BRIEF: Return the full material exactly.

=== DATASET EXCERPTS ===

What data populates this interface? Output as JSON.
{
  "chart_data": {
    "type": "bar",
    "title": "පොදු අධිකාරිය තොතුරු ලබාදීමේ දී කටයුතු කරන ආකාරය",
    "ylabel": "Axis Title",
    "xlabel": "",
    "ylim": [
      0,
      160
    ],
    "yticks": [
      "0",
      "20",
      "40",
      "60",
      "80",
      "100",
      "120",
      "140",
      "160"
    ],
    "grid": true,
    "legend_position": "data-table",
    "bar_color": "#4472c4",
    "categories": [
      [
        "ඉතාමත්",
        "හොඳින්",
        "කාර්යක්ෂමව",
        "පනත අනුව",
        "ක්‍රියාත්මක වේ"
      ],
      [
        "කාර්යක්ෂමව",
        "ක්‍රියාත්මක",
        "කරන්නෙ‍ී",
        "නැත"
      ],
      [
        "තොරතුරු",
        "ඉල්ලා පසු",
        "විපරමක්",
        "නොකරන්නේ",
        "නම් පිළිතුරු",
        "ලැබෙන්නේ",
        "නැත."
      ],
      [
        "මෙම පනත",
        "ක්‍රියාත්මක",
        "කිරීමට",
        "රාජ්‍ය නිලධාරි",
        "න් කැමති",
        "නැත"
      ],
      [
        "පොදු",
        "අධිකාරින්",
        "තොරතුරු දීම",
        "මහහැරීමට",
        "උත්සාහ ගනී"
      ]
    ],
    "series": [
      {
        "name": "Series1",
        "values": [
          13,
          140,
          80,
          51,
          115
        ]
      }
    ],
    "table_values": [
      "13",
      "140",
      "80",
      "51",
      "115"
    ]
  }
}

===

SOLUTION FOR THIS PROBLEM:
What data populates this interface? Output as JSON.
{
  "chart_data": {
    "type": "bar",
    "title": "පොදු අධිකාරිය තොතුරු ලබාදීමේ දී කටයුතු කරන ආකාරය",
    "ylabel": "Axis Title",
    "xlabel": "",
    "ylim": [
      0,
      160
    ],
    "yticks": [
      "0",
      "20",
      "40",
      "60",
      "80",
      "100",
      "120",
      "140",
      "160"
    ],
    "grid": true,
    "legend_position": "data-table",
    "bar_color": "#4472c4",
    "categories": [
      [
        "ඉතාමත්",
        "හොඳින්",
        "කාර්යක්ෂමව",
        "පනත අනුව",
        "ක්‍රියාත්මක වේ"
      ],
      [
        "කාර්යක්ෂමව",
        "ක්‍රියාත්මක",
        "කරන්නෙ‍ී",
        "නැත"
      ],
      [
        "තොරතුරු",
        "ඉල්ලා පසු",
        "විපරමක්",
        "නොකරන්නේ",
        "නම් පිළිතුරු",
        "ලැබෙන්නේ",
        "නැත."
      ],
      [
        "මෙම පනත",
        "ක්‍රියාත්මක",
        "කිරීමට",
        "රාජ්‍ය නිලධාරි",
        "න් කැමති",
        "නැත"
      ],
      [
        "පොදු",
        "අධිකාරින්",
        "තොරතුරු දීම",
        "මහහැරීමට",
        "උත්සාහ ගනී"
      ]
    ],
    "series": [
      {
        "name": "Series1",
        "values": [
          13,
          140,
          80,
          51,
          115
        ]
      }
    ],
    "table_values": [
      "13",
      "140",
      "80",
      "51",
      "115"
    ]
  }
}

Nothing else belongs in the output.